Spatial annotation records:
_ _ _ _ _

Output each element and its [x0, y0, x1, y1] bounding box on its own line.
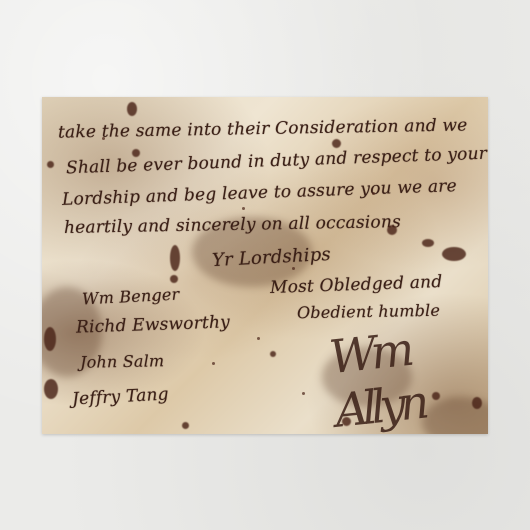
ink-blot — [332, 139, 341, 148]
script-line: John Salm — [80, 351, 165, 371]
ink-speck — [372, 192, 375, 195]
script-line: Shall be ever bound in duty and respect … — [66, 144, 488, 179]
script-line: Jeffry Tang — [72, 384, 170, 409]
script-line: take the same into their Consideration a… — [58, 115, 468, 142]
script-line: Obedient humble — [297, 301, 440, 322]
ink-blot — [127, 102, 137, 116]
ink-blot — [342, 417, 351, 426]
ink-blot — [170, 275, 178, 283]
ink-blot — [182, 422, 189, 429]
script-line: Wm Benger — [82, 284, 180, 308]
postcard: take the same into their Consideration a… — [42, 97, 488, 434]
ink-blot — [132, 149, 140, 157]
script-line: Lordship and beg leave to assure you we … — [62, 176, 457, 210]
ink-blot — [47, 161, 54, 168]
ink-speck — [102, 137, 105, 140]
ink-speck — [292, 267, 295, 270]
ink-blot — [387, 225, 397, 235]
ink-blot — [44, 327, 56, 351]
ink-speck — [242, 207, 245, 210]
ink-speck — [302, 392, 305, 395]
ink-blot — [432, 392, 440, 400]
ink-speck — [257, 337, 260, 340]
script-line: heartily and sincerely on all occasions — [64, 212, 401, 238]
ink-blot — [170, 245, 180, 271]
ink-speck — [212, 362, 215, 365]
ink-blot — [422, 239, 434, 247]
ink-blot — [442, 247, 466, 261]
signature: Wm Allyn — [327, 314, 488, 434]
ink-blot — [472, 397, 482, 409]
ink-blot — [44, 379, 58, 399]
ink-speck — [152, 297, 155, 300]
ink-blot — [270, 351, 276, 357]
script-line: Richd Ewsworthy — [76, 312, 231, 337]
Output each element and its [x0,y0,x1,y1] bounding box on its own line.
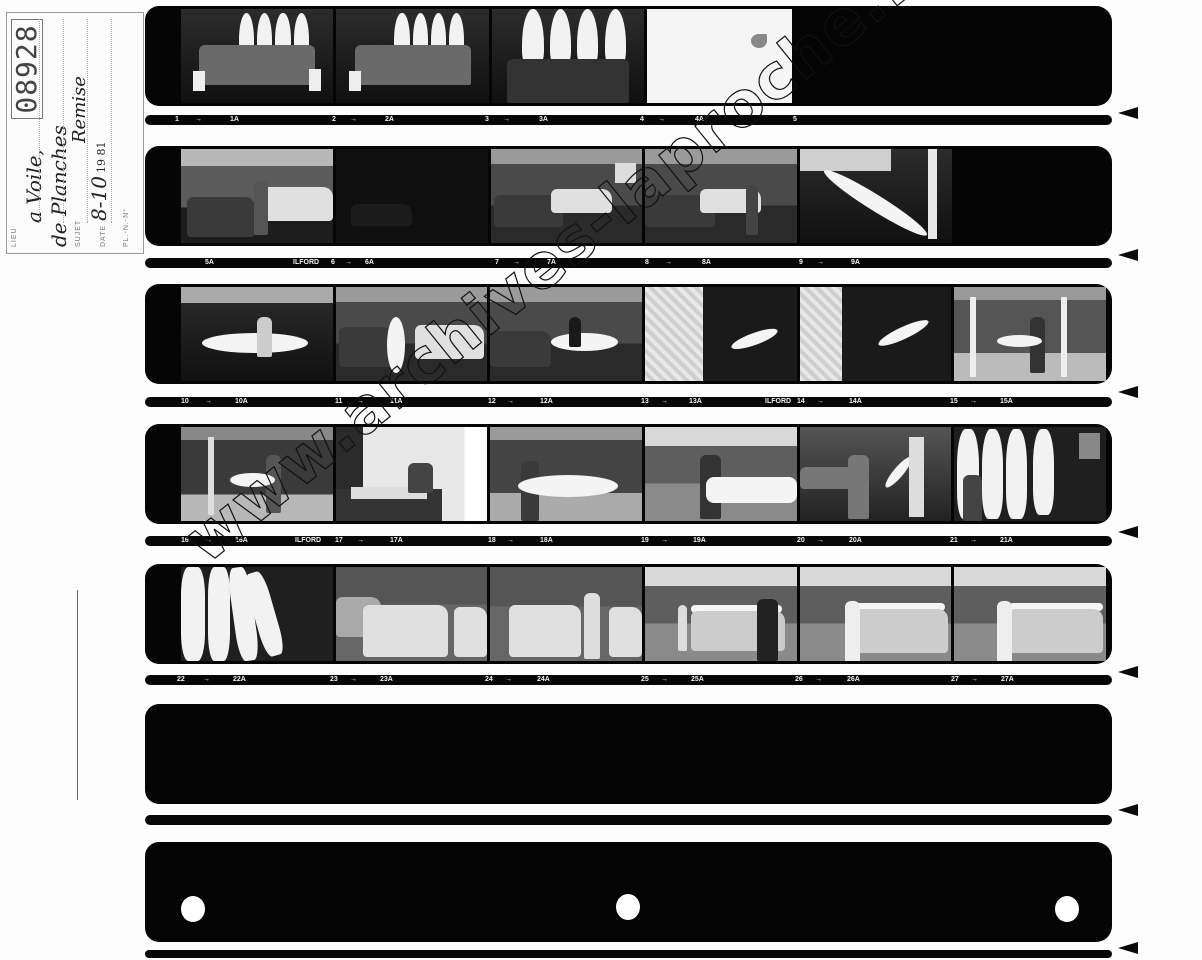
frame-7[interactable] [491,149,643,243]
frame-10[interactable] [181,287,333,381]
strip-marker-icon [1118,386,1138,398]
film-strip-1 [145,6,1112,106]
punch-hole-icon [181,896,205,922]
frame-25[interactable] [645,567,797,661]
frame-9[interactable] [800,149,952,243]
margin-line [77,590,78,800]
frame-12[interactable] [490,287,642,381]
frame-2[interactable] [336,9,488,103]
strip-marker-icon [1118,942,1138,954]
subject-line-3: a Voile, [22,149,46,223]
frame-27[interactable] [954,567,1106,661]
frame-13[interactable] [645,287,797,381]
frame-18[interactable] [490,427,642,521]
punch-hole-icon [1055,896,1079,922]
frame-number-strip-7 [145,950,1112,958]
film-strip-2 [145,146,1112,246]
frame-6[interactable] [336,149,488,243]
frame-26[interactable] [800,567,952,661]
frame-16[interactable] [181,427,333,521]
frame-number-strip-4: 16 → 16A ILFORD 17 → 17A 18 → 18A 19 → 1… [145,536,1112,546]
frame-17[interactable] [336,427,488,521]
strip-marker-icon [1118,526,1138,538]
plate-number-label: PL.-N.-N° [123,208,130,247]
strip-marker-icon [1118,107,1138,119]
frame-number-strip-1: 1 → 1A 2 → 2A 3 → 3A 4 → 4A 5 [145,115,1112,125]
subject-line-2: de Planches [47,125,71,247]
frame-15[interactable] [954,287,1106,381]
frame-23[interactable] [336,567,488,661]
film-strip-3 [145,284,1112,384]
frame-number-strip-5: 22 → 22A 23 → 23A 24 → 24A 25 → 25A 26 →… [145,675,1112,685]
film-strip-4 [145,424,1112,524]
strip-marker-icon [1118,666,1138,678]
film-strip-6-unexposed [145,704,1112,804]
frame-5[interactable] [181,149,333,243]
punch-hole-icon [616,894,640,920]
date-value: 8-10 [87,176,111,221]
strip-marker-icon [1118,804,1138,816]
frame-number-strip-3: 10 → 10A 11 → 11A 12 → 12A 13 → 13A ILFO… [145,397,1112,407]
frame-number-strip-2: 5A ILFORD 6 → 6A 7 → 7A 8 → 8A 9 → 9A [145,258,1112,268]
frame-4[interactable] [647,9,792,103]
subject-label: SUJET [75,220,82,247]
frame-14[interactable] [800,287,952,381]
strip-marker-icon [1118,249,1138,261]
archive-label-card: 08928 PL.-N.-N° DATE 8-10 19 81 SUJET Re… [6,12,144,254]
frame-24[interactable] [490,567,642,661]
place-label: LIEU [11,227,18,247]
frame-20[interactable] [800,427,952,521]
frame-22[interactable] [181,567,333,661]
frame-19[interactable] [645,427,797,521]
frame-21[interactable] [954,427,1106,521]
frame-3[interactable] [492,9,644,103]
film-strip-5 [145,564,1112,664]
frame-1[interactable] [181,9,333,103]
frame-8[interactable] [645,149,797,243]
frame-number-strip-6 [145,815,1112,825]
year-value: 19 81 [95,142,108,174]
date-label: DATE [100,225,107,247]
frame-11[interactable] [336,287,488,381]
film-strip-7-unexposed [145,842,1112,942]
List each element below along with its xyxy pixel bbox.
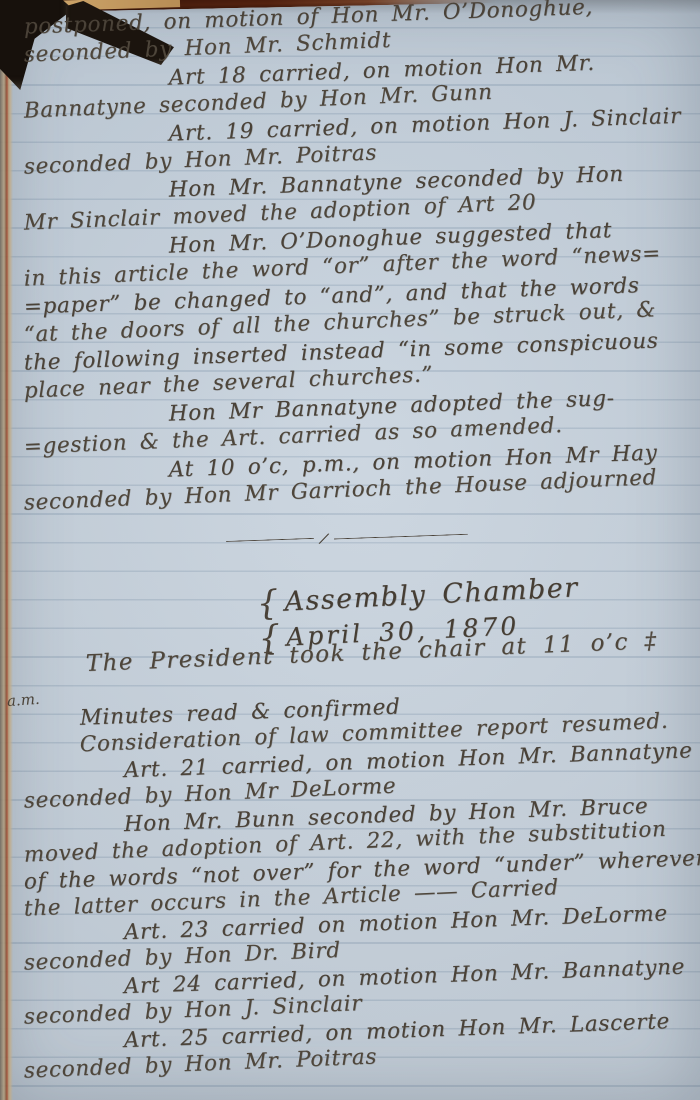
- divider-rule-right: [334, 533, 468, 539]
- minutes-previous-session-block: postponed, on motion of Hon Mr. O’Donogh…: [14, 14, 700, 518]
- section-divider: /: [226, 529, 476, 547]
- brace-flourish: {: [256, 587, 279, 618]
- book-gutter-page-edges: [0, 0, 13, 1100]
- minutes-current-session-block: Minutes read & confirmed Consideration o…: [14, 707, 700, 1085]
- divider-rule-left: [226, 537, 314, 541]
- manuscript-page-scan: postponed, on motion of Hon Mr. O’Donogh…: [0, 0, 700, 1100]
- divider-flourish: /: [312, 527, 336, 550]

_ _ _ _ _

Directive:
Show every line of the items above that contains the string "element", copying each one in full.

Completed exercise:
Output each element and its [x0, y0, x1, y1] bounding box on its own line.
Output each element and its [x0,y0,x1,y1] bounding box on its own line.
List each element below along with its xyxy pixel bbox.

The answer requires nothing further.